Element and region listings
# # # # #

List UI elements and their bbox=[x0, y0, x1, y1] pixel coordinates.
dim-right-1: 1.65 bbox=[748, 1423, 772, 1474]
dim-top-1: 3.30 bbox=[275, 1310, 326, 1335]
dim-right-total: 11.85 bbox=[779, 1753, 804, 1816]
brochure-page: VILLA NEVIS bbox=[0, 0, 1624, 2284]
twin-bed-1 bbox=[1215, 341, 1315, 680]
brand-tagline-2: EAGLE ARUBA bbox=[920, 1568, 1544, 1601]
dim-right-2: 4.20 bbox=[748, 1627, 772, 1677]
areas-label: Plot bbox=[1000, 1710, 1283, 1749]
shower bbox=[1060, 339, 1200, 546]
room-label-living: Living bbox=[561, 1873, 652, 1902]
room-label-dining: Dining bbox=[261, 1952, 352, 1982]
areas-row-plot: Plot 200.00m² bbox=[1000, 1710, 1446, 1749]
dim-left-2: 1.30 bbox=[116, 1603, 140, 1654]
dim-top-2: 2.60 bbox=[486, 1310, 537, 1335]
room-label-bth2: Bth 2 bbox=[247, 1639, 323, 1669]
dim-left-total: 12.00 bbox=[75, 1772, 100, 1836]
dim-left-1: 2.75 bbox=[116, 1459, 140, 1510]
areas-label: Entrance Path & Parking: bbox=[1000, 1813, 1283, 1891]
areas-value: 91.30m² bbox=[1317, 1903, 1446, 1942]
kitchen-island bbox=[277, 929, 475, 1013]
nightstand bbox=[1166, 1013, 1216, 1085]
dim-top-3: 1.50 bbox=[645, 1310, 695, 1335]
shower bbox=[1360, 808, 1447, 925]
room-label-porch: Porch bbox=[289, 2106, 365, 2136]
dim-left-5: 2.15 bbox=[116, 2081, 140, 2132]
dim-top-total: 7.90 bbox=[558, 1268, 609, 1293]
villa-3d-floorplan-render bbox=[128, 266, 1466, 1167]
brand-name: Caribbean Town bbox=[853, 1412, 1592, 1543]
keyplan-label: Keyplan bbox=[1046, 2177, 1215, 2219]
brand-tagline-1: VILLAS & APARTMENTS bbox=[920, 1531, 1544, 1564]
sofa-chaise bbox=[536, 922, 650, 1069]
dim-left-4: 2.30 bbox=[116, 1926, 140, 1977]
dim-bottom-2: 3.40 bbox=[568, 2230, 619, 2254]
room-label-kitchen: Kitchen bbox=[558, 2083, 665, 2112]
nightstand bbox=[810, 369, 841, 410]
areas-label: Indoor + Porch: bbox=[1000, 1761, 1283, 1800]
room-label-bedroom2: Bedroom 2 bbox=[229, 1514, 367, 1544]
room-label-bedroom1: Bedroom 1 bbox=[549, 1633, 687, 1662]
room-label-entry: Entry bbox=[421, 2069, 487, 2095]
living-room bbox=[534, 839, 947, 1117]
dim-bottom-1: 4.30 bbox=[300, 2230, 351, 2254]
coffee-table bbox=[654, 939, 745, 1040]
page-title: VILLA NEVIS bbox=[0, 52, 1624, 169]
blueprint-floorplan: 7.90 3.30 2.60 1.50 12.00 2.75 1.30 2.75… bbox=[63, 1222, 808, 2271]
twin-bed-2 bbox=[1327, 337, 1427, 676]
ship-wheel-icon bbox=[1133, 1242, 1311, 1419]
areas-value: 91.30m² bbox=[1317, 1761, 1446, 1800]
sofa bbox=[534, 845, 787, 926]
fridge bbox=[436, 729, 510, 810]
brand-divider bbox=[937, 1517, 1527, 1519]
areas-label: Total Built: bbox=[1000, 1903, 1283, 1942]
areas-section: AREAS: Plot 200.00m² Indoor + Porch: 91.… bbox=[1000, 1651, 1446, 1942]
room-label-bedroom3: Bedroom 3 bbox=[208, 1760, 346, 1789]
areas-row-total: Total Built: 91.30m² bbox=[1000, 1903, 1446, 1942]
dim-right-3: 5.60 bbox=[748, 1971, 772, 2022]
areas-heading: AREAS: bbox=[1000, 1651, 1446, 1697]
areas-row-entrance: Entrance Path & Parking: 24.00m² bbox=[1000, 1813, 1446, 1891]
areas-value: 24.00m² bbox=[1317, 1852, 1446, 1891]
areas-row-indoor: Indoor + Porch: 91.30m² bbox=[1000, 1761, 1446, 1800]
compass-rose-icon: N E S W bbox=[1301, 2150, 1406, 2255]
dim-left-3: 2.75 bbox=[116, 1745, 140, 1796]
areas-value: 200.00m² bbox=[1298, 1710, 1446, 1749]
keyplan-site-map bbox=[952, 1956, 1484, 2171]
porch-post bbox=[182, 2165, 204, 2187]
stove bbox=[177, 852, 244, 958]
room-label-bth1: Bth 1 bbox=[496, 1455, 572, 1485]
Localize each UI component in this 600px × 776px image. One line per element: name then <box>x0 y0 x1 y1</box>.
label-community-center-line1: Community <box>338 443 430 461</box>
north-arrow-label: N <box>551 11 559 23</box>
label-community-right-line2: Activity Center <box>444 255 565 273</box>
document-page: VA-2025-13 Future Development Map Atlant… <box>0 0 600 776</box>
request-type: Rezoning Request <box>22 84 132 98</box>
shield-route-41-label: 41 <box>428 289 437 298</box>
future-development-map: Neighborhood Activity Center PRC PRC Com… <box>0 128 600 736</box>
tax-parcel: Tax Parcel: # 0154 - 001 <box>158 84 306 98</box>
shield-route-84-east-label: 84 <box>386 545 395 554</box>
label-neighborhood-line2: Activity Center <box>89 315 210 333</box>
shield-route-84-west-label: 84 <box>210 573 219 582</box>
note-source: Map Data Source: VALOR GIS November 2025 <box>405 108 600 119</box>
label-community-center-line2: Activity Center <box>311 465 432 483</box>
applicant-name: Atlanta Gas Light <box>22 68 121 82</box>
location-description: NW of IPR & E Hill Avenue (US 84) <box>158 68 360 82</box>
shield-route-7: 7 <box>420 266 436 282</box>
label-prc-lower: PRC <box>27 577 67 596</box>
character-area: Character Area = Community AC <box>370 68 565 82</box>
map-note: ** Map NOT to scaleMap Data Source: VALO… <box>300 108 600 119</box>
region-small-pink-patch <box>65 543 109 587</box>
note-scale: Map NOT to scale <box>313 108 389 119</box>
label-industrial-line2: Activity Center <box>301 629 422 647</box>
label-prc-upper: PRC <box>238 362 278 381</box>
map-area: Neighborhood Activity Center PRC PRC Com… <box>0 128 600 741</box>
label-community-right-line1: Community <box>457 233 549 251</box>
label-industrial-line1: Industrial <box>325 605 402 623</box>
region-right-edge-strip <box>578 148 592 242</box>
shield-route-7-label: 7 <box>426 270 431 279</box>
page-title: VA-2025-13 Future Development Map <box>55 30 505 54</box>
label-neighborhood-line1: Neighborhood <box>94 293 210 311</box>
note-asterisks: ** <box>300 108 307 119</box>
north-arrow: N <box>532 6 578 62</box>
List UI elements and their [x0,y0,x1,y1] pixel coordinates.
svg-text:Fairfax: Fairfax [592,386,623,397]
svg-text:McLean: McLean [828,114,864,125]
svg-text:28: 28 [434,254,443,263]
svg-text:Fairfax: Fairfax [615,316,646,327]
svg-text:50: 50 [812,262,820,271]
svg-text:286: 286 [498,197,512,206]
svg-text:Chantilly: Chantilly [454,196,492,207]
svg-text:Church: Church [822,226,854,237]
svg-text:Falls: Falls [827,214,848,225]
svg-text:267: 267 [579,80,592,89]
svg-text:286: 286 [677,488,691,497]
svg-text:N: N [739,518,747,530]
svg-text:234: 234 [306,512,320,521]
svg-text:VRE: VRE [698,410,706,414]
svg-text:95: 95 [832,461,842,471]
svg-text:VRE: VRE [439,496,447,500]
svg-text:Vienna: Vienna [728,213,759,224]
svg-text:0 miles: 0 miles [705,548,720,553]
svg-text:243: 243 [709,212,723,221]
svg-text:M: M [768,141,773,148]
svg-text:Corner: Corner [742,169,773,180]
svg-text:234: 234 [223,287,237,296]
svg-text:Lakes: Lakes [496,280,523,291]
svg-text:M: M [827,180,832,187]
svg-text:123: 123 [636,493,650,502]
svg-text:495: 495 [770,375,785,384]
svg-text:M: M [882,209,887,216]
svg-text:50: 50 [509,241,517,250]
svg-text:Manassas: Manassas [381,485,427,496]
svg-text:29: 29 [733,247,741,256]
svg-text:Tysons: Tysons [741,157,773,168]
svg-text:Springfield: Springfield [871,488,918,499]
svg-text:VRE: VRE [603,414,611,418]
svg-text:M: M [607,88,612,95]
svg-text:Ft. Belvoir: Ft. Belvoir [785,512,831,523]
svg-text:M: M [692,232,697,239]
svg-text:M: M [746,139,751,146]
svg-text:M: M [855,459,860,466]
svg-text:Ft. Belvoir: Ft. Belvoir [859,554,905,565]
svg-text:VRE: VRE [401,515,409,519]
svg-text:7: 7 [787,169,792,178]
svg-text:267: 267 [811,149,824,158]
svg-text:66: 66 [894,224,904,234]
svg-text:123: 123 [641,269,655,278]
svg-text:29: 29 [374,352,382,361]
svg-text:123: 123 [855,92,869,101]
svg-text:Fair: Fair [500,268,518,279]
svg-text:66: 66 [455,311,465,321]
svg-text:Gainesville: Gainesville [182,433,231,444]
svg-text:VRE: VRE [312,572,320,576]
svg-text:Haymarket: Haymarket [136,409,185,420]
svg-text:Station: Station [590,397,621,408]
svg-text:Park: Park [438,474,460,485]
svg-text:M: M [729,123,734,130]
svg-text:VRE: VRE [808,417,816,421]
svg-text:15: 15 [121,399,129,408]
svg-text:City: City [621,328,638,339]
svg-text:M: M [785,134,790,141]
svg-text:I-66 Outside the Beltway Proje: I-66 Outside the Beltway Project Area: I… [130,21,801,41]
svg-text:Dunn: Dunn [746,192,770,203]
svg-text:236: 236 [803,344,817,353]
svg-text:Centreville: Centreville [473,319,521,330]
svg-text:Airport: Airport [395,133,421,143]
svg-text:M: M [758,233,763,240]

# # # # #

PROBLEM DETAILS:
From the start of the items through the line with "areas-label: Indoor +", rewrite the lines with "nightstand" renamed to "bedside-table" and everything else left as it is.

REPLY TO THE EXERCISE:
List UI elements and their bbox=[x0, y0, x1, y1] pixel coordinates.
dim-right-1: 1.65 bbox=[748, 1423, 772, 1474]
dim-top-1: 3.30 bbox=[275, 1310, 326, 1335]
dim-right-total: 11.85 bbox=[779, 1753, 804, 1816]
brochure-page: VILLA NEVIS bbox=[0, 0, 1624, 2284]
twin-bed-1 bbox=[1215, 341, 1315, 680]
brand-tagline-2: EAGLE ARUBA bbox=[920, 1568, 1544, 1601]
dim-right-2: 4.20 bbox=[748, 1627, 772, 1677]
areas-label: Plot bbox=[1000, 1710, 1283, 1749]
shower bbox=[1060, 339, 1200, 546]
room-label-living: Living bbox=[561, 1873, 652, 1902]
room-label-dining: Dining bbox=[261, 1952, 352, 1982]
areas-row-plot: Plot 200.00m² bbox=[1000, 1710, 1446, 1749]
dim-left-2: 1.30 bbox=[116, 1603, 140, 1654]
dim-top-2: 2.60 bbox=[486, 1310, 537, 1335]
room-label-bth2: Bth 2 bbox=[247, 1639, 323, 1669]
dim-left-total: 12.00 bbox=[75, 1772, 100, 1836]
dim-left-1: 2.75 bbox=[116, 1459, 140, 1510]
areas-label: Entrance Path & Parking: bbox=[1000, 1813, 1283, 1891]
areas-value: 91.30m² bbox=[1317, 1903, 1446, 1942]
kitchen-island bbox=[277, 929, 475, 1013]
bedside-table bbox=[1166, 1013, 1216, 1085]
dim-top-3: 1.50 bbox=[645, 1310, 695, 1335]
shower bbox=[1360, 808, 1447, 925]
room-label-porch: Porch bbox=[289, 2106, 365, 2136]
dim-left-5: 2.15 bbox=[116, 2081, 140, 2132]
dim-top-total: 7.90 bbox=[558, 1268, 609, 1293]
villa-3d-floorplan-render bbox=[128, 266, 1466, 1167]
brand-name: Caribbean Town bbox=[853, 1412, 1592, 1543]
keyplan-label: Keyplan bbox=[1046, 2177, 1215, 2219]
brand-tagline-1: VILLAS & APARTMENTS bbox=[920, 1531, 1544, 1564]
sofa-chaise bbox=[536, 922, 650, 1069]
dim-left-4: 2.30 bbox=[116, 1926, 140, 1977]
dim-bottom-2: 3.40 bbox=[568, 2230, 619, 2254]
room-label-kitchen: Kitchen bbox=[558, 2083, 665, 2112]
bedside-table bbox=[810, 369, 841, 410]
areas-label: Indoor + Porch: bbox=[1000, 1761, 1283, 1800]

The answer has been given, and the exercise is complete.